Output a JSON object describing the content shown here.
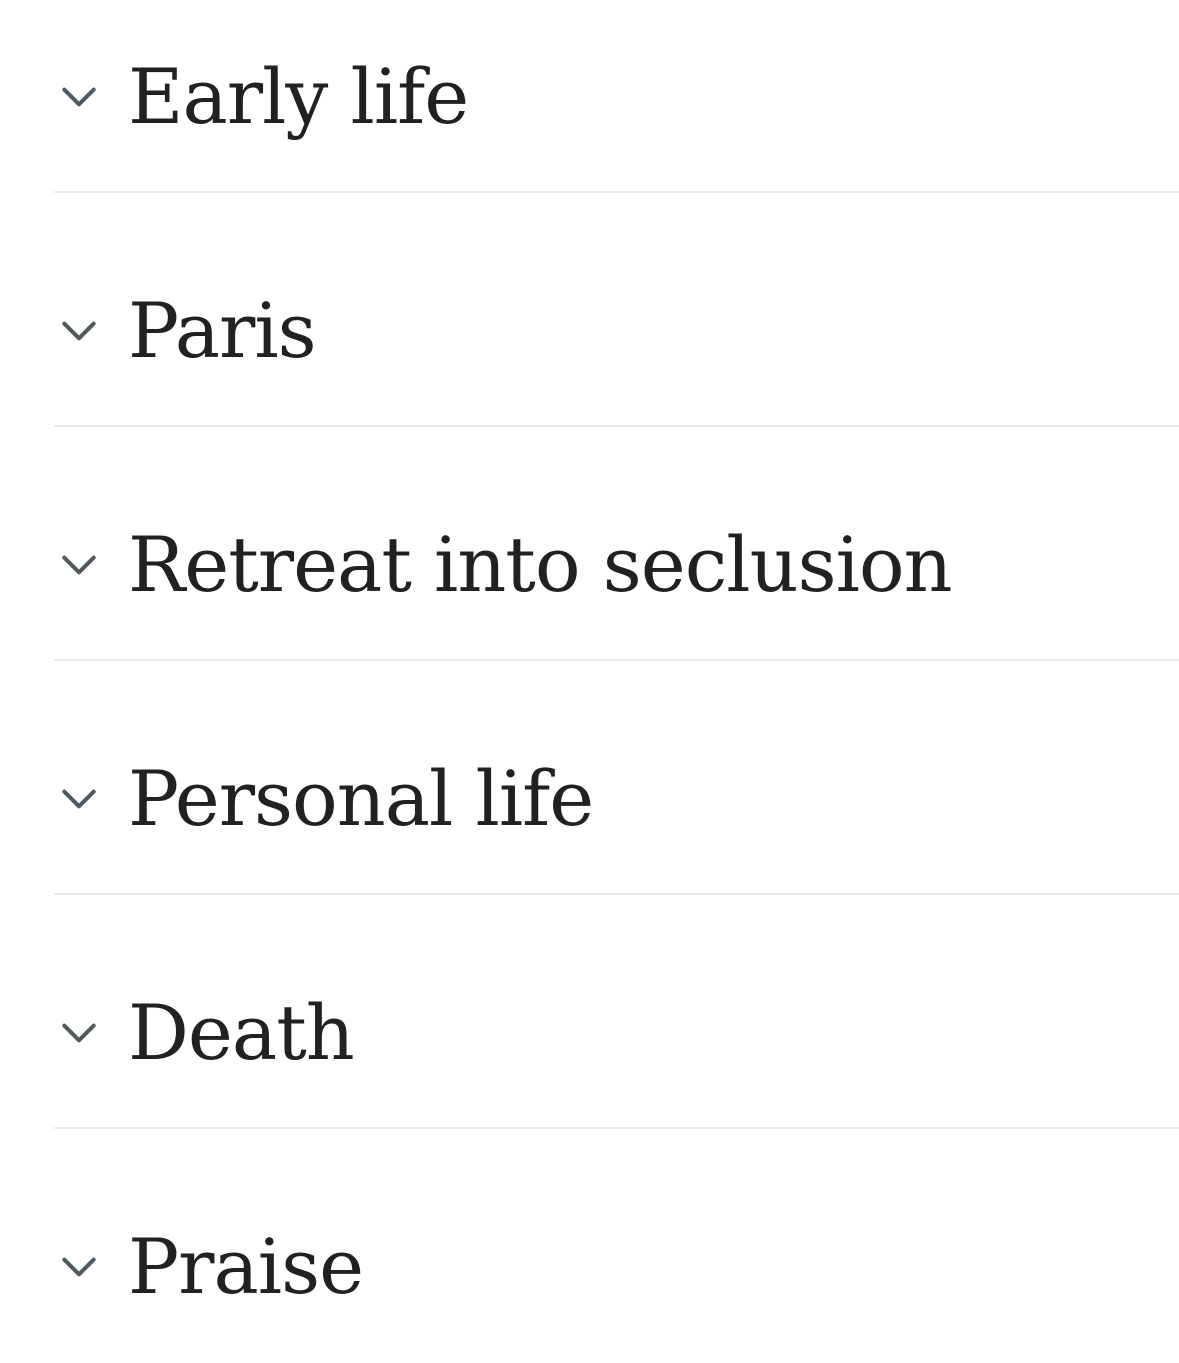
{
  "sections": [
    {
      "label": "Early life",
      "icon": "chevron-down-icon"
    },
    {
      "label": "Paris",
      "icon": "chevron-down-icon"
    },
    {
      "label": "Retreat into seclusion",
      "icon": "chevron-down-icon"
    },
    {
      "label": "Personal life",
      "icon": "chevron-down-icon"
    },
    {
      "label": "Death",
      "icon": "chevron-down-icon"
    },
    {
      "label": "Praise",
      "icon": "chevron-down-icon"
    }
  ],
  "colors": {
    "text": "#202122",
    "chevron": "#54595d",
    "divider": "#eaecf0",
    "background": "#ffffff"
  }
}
-------------------------
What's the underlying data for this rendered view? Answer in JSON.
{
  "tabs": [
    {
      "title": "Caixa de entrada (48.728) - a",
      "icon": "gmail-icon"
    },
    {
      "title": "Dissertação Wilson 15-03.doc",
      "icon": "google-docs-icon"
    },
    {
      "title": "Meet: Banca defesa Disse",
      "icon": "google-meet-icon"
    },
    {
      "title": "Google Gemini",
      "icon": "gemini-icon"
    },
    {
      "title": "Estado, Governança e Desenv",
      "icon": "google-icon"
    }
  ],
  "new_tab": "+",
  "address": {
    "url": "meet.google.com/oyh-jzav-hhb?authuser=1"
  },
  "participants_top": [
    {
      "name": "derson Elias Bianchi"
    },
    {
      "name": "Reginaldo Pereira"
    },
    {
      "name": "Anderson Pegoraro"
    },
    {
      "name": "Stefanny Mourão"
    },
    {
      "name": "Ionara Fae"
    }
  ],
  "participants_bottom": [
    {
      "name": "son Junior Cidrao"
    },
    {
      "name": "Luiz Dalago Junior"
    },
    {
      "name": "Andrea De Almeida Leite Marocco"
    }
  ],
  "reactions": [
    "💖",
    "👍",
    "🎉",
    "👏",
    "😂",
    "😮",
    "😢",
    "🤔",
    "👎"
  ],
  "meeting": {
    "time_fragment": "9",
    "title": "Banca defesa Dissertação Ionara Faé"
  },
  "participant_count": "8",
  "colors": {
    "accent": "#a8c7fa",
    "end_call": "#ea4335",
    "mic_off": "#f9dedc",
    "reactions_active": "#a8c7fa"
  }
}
-------------------------
● WHAT IS ASKED
Look through the records and gather every line containing "label".

● RESPONSE BELOW
      "label": "Early life",
      "label": "Paris",
      "label": "Retreat into seclusion",
      "label": "Personal life",
      "label": "Death",
      "label": "Praise",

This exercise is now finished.